DESCRIPTION OF THE TASK: Look for "foam" in the listing below. Gather each line that contains it.
------ SUPPLIED INFORMATION
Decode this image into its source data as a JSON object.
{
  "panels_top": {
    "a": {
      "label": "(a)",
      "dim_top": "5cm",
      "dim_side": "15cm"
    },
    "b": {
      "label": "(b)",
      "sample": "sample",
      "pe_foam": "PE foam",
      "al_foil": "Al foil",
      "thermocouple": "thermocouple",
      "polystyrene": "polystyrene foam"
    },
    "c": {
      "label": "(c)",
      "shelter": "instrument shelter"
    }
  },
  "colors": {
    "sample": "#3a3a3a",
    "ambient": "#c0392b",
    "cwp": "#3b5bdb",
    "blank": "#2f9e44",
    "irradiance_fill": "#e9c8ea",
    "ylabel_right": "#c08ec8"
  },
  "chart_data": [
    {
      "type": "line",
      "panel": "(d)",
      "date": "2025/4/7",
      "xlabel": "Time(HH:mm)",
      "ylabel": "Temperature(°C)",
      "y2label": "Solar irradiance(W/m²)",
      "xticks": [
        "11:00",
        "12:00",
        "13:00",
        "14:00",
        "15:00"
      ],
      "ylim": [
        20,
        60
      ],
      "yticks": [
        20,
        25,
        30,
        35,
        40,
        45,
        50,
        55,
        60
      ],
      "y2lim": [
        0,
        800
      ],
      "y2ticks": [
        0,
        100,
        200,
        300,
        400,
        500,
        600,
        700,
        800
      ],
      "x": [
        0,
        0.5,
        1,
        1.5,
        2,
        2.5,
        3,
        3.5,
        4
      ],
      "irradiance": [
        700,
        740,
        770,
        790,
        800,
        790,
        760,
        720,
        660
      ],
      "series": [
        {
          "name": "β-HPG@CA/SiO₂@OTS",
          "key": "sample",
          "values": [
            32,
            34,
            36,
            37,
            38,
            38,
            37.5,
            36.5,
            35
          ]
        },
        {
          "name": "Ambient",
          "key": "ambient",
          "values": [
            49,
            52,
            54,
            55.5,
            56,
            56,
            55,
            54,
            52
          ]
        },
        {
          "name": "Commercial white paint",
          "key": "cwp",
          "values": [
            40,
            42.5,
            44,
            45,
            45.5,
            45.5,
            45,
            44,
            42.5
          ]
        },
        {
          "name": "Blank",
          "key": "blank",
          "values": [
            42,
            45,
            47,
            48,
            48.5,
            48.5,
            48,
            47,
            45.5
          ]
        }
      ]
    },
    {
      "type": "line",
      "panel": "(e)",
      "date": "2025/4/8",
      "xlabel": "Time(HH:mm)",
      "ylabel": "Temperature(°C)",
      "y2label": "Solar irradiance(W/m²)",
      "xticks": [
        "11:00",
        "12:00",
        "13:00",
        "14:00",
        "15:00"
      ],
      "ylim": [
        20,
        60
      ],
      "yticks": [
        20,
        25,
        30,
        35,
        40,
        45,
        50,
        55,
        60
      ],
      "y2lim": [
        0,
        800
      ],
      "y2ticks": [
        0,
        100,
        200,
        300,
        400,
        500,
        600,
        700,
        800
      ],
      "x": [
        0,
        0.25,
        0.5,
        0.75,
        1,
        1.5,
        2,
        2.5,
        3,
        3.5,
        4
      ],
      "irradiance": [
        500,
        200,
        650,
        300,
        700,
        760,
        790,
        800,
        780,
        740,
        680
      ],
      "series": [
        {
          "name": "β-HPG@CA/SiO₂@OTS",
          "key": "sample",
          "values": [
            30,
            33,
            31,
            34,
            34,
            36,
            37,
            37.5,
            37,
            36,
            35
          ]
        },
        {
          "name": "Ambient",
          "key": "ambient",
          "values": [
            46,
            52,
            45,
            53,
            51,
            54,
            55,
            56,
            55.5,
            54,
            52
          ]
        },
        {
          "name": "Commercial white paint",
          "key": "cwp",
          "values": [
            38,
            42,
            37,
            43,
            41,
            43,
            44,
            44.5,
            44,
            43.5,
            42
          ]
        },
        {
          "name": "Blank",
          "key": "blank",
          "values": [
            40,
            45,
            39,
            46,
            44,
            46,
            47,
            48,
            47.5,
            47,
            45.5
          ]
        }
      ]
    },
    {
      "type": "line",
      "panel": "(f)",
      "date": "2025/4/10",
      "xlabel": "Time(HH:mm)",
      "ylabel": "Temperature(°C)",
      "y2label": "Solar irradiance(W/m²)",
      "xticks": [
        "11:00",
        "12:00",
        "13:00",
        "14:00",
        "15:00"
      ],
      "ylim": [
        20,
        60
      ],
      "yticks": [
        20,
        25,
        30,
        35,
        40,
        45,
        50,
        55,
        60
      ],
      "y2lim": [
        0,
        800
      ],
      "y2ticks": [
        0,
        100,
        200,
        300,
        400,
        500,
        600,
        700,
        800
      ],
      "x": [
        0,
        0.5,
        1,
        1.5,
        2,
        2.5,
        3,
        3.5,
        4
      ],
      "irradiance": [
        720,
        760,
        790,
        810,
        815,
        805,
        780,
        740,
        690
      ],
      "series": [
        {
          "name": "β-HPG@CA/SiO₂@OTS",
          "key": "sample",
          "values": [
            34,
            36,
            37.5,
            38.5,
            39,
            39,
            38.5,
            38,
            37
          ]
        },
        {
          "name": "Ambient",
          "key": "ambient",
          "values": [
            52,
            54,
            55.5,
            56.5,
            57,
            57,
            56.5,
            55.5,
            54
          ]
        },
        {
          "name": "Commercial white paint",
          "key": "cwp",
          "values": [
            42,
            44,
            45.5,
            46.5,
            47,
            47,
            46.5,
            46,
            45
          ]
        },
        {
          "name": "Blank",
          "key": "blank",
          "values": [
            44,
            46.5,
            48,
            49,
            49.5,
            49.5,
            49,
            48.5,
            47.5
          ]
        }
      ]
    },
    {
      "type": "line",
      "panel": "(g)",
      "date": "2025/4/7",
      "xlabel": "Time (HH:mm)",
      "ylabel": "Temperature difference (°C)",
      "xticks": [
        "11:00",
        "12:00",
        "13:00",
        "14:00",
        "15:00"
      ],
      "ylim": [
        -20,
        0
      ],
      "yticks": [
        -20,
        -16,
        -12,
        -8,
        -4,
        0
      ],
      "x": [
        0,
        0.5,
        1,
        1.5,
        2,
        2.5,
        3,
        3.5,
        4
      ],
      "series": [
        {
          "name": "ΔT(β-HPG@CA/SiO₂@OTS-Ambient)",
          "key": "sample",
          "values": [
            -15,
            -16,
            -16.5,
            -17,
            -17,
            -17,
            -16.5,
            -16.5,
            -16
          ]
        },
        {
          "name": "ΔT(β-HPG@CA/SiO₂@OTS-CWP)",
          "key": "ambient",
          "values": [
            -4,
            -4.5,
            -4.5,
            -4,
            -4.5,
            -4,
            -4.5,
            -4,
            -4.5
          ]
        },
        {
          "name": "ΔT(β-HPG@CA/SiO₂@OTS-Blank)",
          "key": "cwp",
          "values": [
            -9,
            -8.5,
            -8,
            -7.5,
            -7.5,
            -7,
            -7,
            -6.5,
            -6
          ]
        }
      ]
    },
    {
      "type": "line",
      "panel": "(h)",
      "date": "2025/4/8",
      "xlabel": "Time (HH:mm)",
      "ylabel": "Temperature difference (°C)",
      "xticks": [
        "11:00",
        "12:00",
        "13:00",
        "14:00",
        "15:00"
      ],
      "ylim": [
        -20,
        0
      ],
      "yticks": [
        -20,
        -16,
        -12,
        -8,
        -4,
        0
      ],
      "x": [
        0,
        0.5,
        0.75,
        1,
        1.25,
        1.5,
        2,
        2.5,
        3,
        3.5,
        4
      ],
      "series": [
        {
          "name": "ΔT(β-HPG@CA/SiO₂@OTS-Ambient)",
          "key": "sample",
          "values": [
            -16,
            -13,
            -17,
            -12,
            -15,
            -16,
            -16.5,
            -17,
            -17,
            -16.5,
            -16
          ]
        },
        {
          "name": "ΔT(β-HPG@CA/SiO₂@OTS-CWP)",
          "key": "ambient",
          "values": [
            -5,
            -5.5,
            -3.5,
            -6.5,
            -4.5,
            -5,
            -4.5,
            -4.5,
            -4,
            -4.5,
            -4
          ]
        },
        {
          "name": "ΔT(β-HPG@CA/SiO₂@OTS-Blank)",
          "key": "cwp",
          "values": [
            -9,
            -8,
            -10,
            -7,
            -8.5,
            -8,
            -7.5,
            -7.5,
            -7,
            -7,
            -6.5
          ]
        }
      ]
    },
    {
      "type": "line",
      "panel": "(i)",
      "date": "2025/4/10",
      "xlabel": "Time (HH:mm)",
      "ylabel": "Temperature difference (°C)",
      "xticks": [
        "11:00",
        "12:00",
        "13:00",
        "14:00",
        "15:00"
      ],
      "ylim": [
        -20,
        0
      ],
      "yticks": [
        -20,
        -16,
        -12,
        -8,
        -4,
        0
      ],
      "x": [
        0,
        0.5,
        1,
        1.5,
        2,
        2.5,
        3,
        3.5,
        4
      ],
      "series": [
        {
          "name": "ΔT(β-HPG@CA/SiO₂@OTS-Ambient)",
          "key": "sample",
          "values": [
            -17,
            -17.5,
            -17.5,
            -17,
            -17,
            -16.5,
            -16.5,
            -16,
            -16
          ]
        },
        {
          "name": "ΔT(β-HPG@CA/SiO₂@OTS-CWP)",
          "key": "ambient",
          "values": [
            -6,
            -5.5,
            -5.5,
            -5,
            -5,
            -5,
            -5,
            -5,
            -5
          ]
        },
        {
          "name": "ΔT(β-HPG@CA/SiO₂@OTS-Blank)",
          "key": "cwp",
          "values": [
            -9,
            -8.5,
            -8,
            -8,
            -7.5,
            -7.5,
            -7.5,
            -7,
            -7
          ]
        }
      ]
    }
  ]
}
------------
ANSWER TO THE PROBLEM:
      "pe_foam": "PE foam",
      "polystyrene": "polystyrene foam"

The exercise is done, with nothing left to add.